DESCRIPTION OF THE TASK >> Transcribe the lines below verbatim, skipping the images.

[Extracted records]
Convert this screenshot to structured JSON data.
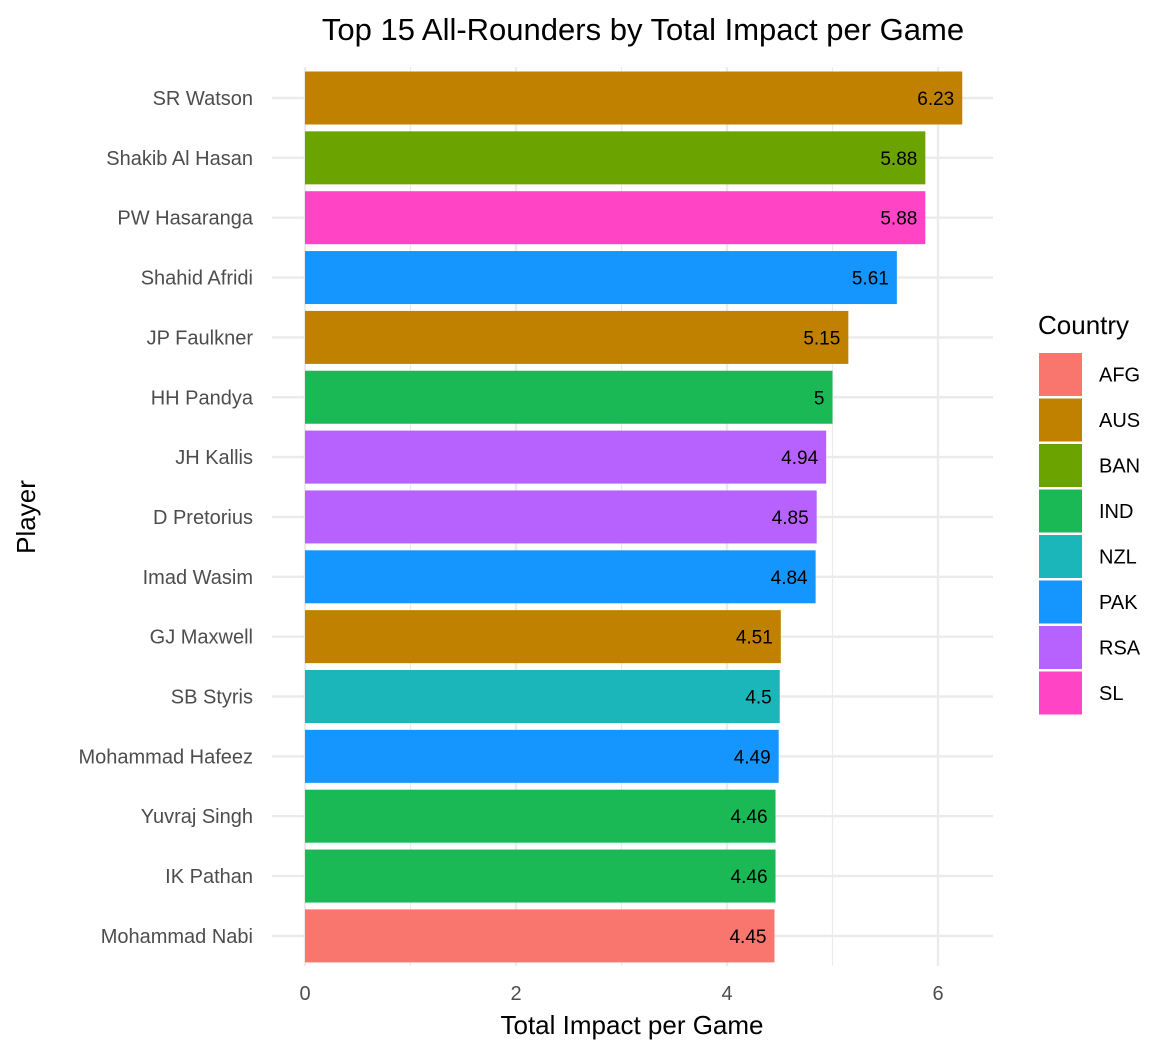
{
  "chart_data": {
    "type": "bar",
    "orientation": "horizontal",
    "title": "Top 15 All-Rounders by Total Impact per Game",
    "xlabel": "Total Impact per Game",
    "ylabel": "Player",
    "xlim": [
      0,
      6.5
    ],
    "x_ticks": [
      0,
      2,
      4,
      6
    ],
    "grid": true,
    "legend": {
      "title": "Country",
      "position": "right",
      "entries": [
        {
          "label": "AFG",
          "color": "#F8766D"
        },
        {
          "label": "AUS",
          "color": "#C08000"
        },
        {
          "label": "BAN",
          "color": "#6BA300"
        },
        {
          "label": "IND",
          "color": "#1BB856"
        },
        {
          "label": "NZL",
          "color": "#1AB6BA"
        },
        {
          "label": "PAK",
          "color": "#1596FF"
        },
        {
          "label": "RSA",
          "color": "#B762FF"
        },
        {
          "label": "SL",
          "color": "#FF45C5"
        }
      ]
    },
    "bars": [
      {
        "player": "SR Watson",
        "country": "AUS",
        "value": 6.23,
        "label": "6.23"
      },
      {
        "player": "Shakib Al Hasan",
        "country": "BAN",
        "value": 5.88,
        "label": "5.88"
      },
      {
        "player": "PW Hasaranga",
        "country": "SL",
        "value": 5.88,
        "label": "5.88"
      },
      {
        "player": "Shahid Afridi",
        "country": "PAK",
        "value": 5.61,
        "label": "5.61"
      },
      {
        "player": "JP Faulkner",
        "country": "AUS",
        "value": 5.15,
        "label": "5.15"
      },
      {
        "player": "HH Pandya",
        "country": "IND",
        "value": 5.0,
        "label": "5"
      },
      {
        "player": "JH Kallis",
        "country": "RSA",
        "value": 4.94,
        "label": "4.94"
      },
      {
        "player": "D Pretorius",
        "country": "RSA",
        "value": 4.85,
        "label": "4.85"
      },
      {
        "player": "Imad Wasim",
        "country": "PAK",
        "value": 4.84,
        "label": "4.84"
      },
      {
        "player": "GJ Maxwell",
        "country": "AUS",
        "value": 4.51,
        "label": "4.51"
      },
      {
        "player": "SB Styris",
        "country": "NZL",
        "value": 4.5,
        "label": "4.5"
      },
      {
        "player": "Mohammad Hafeez",
        "country": "PAK",
        "value": 4.49,
        "label": "4.49"
      },
      {
        "player": "Yuvraj Singh",
        "country": "IND",
        "value": 4.46,
        "label": "4.46"
      },
      {
        "player": "IK Pathan",
        "country": "IND",
        "value": 4.46,
        "label": "4.46"
      },
      {
        "player": "Mohammad Nabi",
        "country": "AFG",
        "value": 4.45,
        "label": "4.45"
      }
    ]
  }
}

COMPLETED EXERCISE >>
Convert this screenshot to structured JSON data.
{
  "chart_data": {
    "type": "bar",
    "orientation": "horizontal",
    "title": "Top 15 All-Rounders by Total Impact per Game",
    "xlabel": "Total Impact per Game",
    "ylabel": "Player",
    "xlim": [
      0,
      6.5
    ],
    "x_ticks": [
      0,
      2,
      4,
      6
    ],
    "grid": true,
    "legend": {
      "title": "Country",
      "position": "right",
      "entries": [
        {
          "label": "AFG",
          "color": "#F8766D"
        },
        {
          "label": "AUS",
          "color": "#C08000"
        },
        {
          "label": "BAN",
          "color": "#6BA300"
        },
        {
          "label": "IND",
          "color": "#1BB856"
        },
        {
          "label": "NZL",
          "color": "#1AB6BA"
        },
        {
          "label": "PAK",
          "color": "#1596FF"
        },
        {
          "label": "RSA",
          "color": "#B762FF"
        },
        {
          "label": "SL",
          "color": "#FF45C5"
        }
      ]
    },
    "bars": [
      {
        "player": "SR Watson",
        "country": "AUS",
        "value": 6.23,
        "label": "6.23"
      },
      {
        "player": "Shakib Al Hasan",
        "country": "BAN",
        "value": 5.88,
        "label": "5.88"
      },
      {
        "player": "PW Hasaranga",
        "country": "SL",
        "value": 5.88,
        "label": "5.88"
      },
      {
        "player": "Shahid Afridi",
        "country": "PAK",
        "value": 5.61,
        "label": "5.61"
      },
      {
        "player": "JP Faulkner",
        "country": "AUS",
        "value": 5.15,
        "label": "5.15"
      },
      {
        "player": "HH Pandya",
        "country": "IND",
        "value": 5.0,
        "label": "5"
      },
      {
        "player": "JH Kallis",
        "country": "RSA",
        "value": 4.94,
        "label": "4.94"
      },
      {
        "player": "D Pretorius",
        "country": "RSA",
        "value": 4.85,
        "label": "4.85"
      },
      {
        "player": "Imad Wasim",
        "country": "PAK",
        "value": 4.84,
        "label": "4.84"
      },
      {
        "player": "GJ Maxwell",
        "country": "AUS",
        "value": 4.51,
        "label": "4.51"
      },
      {
        "player": "SB Styris",
        "country": "NZL",
        "value": 4.5,
        "label": "4.5"
      },
      {
        "player": "Mohammad Hafeez",
        "country": "PAK",
        "value": 4.49,
        "label": "4.49"
      },
      {
        "player": "Yuvraj Singh",
        "country": "IND",
        "value": 4.46,
        "label": "4.46"
      },
      {
        "player": "IK Pathan",
        "country": "IND",
        "value": 4.46,
        "label": "4.46"
      },
      {
        "player": "Mohammad Nabi",
        "country": "AFG",
        "value": 4.45,
        "label": "4.45"
      }
    ]
  }
}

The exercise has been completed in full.